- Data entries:
——————————
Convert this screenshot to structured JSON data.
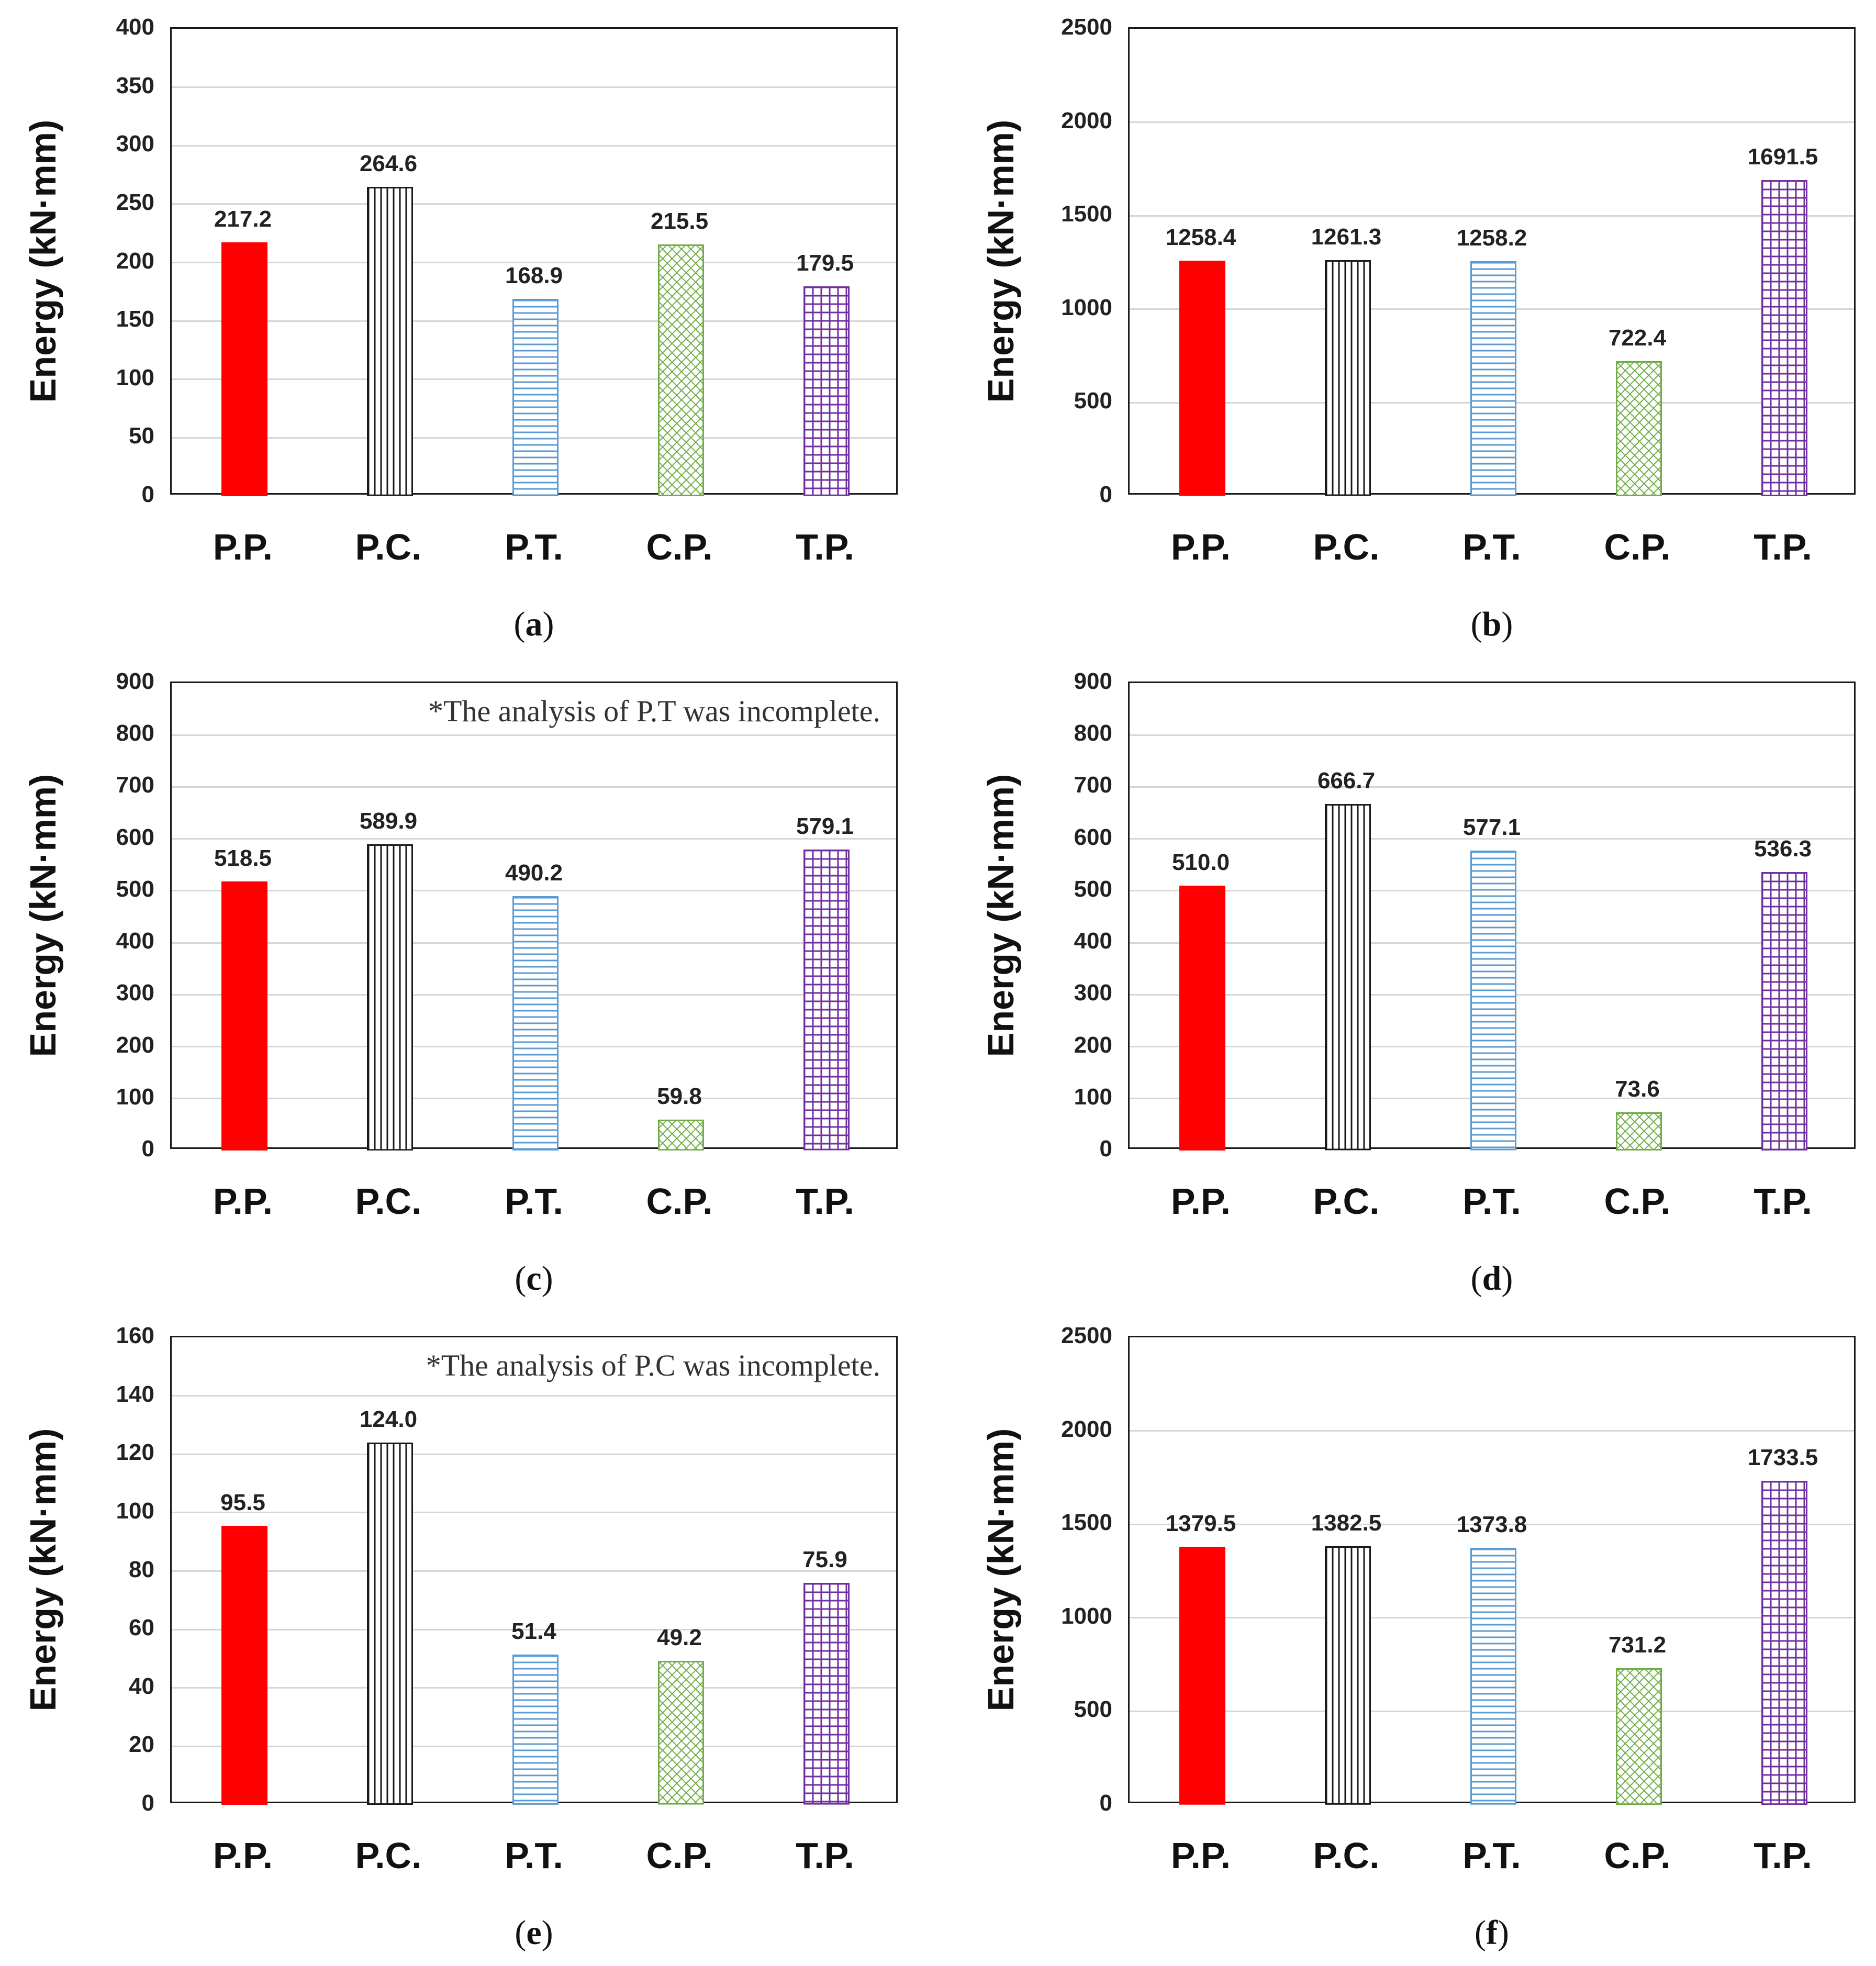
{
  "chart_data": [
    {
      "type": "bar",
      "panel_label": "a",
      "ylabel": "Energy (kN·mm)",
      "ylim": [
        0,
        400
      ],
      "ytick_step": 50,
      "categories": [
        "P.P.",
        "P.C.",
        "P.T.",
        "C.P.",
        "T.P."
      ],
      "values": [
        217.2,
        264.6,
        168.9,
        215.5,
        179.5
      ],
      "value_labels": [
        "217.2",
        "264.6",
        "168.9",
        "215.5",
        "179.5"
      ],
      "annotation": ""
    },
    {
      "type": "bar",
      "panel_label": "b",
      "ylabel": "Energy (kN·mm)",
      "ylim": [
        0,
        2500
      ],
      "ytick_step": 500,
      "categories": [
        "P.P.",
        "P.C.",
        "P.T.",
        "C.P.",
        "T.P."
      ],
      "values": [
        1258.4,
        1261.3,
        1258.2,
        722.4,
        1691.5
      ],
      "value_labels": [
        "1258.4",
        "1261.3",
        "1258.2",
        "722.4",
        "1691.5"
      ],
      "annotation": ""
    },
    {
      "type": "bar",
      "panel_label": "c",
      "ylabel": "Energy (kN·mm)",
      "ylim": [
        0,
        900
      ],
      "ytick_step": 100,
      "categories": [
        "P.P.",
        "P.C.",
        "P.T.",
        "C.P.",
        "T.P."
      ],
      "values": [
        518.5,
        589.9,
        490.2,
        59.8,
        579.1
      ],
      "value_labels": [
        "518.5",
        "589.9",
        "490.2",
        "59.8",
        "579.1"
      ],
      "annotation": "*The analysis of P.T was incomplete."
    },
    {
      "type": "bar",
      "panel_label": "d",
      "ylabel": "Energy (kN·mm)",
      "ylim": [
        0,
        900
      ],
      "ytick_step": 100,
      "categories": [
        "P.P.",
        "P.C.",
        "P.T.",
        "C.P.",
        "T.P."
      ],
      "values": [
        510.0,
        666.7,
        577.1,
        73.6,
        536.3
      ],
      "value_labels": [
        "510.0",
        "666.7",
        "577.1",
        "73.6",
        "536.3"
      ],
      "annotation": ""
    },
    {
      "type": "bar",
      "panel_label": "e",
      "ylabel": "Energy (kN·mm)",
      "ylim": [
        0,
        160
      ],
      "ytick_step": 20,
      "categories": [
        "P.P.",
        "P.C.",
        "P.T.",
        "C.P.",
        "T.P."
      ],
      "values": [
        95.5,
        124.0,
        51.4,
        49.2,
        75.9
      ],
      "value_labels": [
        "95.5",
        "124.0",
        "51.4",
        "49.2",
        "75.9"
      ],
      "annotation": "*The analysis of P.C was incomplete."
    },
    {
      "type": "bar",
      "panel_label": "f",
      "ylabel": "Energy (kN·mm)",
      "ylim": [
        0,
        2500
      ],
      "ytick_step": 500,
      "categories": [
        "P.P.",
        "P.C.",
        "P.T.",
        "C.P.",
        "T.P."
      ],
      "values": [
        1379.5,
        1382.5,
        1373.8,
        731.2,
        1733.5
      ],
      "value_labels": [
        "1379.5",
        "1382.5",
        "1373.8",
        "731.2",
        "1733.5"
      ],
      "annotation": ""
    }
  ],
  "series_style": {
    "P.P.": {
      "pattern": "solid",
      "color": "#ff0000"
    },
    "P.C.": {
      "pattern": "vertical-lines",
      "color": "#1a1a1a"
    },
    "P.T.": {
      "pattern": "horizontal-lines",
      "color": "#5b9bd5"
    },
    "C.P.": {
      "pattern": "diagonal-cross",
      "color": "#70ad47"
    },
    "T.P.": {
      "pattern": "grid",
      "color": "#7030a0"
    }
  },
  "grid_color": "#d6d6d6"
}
——————————
- WHAT TO DO:
Give all the lines above again, character for character, without pictures.

- FINISHED EXERCISE:
Convert this screenshot to structured JSON data.
{
  "chart_data": [
    {
      "type": "bar",
      "panel_label": "a",
      "ylabel": "Energy (kN·mm)",
      "ylim": [
        0,
        400
      ],
      "ytick_step": 50,
      "categories": [
        "P.P.",
        "P.C.",
        "P.T.",
        "C.P.",
        "T.P."
      ],
      "values": [
        217.2,
        264.6,
        168.9,
        215.5,
        179.5
      ],
      "value_labels": [
        "217.2",
        "264.6",
        "168.9",
        "215.5",
        "179.5"
      ],
      "annotation": ""
    },
    {
      "type": "bar",
      "panel_label": "b",
      "ylabel": "Energy (kN·mm)",
      "ylim": [
        0,
        2500
      ],
      "ytick_step": 500,
      "categories": [
        "P.P.",
        "P.C.",
        "P.T.",
        "C.P.",
        "T.P."
      ],
      "values": [
        1258.4,
        1261.3,
        1258.2,
        722.4,
        1691.5
      ],
      "value_labels": [
        "1258.4",
        "1261.3",
        "1258.2",
        "722.4",
        "1691.5"
      ],
      "annotation": ""
    },
    {
      "type": "bar",
      "panel_label": "c",
      "ylabel": "Energy (kN·mm)",
      "ylim": [
        0,
        900
      ],
      "ytick_step": 100,
      "categories": [
        "P.P.",
        "P.C.",
        "P.T.",
        "C.P.",
        "T.P."
      ],
      "values": [
        518.5,
        589.9,
        490.2,
        59.8,
        579.1
      ],
      "value_labels": [
        "518.5",
        "589.9",
        "490.2",
        "59.8",
        "579.1"
      ],
      "annotation": "*The analysis of P.T was incomplete."
    },
    {
      "type": "bar",
      "panel_label": "d",
      "ylabel": "Energy (kN·mm)",
      "ylim": [
        0,
        900
      ],
      "ytick_step": 100,
      "categories": [
        "P.P.",
        "P.C.",
        "P.T.",
        "C.P.",
        "T.P."
      ],
      "values": [
        510.0,
        666.7,
        577.1,
        73.6,
        536.3
      ],
      "value_labels": [
        "510.0",
        "666.7",
        "577.1",
        "73.6",
        "536.3"
      ],
      "annotation": ""
    },
    {
      "type": "bar",
      "panel_label": "e",
      "ylabel": "Energy (kN·mm)",
      "ylim": [
        0,
        160
      ],
      "ytick_step": 20,
      "categories": [
        "P.P.",
        "P.C.",
        "P.T.",
        "C.P.",
        "T.P."
      ],
      "values": [
        95.5,
        124.0,
        51.4,
        49.2,
        75.9
      ],
      "value_labels": [
        "95.5",
        "124.0",
        "51.4",
        "49.2",
        "75.9"
      ],
      "annotation": "*The analysis of P.C was incomplete."
    },
    {
      "type": "bar",
      "panel_label": "f",
      "ylabel": "Energy (kN·mm)",
      "ylim": [
        0,
        2500
      ],
      "ytick_step": 500,
      "categories": [
        "P.P.",
        "P.C.",
        "P.T.",
        "C.P.",
        "T.P."
      ],
      "values": [
        1379.5,
        1382.5,
        1373.8,
        731.2,
        1733.5
      ],
      "value_labels": [
        "1379.5",
        "1382.5",
        "1373.8",
        "731.2",
        "1733.5"
      ],
      "annotation": ""
    }
  ],
  "series_style": {
    "P.P.": {
      "pattern": "solid",
      "color": "#ff0000"
    },
    "P.C.": {
      "pattern": "vertical-lines",
      "color": "#1a1a1a"
    },
    "P.T.": {
      "pattern": "horizontal-lines",
      "color": "#5b9bd5"
    },
    "C.P.": {
      "pattern": "diagonal-cross",
      "color": "#70ad47"
    },
    "T.P.": {
      "pattern": "grid",
      "color": "#7030a0"
    }
  },
  "grid_color": "#d6d6d6"
}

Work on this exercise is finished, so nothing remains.